### Source material:

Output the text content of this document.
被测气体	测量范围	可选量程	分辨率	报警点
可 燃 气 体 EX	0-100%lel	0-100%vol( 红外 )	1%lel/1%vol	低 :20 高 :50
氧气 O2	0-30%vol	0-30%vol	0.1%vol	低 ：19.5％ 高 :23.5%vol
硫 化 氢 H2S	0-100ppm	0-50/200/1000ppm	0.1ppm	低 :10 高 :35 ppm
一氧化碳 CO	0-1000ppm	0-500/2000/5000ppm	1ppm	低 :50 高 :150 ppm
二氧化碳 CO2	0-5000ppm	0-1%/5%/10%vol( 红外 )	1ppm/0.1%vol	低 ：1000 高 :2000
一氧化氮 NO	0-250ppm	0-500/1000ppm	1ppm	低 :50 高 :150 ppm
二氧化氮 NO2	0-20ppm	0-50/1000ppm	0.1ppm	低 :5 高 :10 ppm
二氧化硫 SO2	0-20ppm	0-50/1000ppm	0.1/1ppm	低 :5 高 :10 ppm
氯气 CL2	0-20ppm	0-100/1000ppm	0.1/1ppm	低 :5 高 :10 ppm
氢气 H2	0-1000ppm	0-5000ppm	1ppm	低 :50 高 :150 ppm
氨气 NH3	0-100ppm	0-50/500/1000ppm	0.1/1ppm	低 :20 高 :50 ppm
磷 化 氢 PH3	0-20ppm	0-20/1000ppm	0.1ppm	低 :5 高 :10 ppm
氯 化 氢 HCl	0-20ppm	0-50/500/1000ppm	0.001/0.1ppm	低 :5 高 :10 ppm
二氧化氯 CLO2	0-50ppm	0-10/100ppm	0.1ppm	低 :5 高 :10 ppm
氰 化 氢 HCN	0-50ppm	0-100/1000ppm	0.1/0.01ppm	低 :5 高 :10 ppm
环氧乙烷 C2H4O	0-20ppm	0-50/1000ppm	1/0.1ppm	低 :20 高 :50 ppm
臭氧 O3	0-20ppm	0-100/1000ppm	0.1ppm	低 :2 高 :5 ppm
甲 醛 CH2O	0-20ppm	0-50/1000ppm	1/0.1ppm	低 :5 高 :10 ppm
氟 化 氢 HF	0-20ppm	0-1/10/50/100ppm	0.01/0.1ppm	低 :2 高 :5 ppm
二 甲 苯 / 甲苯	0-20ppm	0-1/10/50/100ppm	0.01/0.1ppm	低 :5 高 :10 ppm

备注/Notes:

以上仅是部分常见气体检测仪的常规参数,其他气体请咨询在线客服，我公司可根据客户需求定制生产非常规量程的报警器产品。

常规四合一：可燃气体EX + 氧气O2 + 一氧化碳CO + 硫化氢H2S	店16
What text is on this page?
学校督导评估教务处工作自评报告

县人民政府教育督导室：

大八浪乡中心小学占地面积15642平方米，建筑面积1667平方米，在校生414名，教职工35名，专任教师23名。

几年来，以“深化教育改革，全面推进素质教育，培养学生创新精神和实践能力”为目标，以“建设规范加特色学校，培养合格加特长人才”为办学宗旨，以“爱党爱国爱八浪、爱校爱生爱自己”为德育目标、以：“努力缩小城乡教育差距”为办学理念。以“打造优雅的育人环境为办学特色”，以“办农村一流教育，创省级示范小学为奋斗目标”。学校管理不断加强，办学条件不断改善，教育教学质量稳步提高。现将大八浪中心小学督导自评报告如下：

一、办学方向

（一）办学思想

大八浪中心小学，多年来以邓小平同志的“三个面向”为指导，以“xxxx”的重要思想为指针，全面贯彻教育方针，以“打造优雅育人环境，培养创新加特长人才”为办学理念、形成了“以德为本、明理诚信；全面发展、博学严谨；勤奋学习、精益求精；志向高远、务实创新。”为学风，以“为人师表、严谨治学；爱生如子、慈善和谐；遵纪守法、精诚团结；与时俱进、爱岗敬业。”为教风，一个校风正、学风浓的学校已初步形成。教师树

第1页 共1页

### Short exercise:
Pull out every line of the records above that contains the word "this".

### Worked solution:
Output the text content of this document.
What text is on this page?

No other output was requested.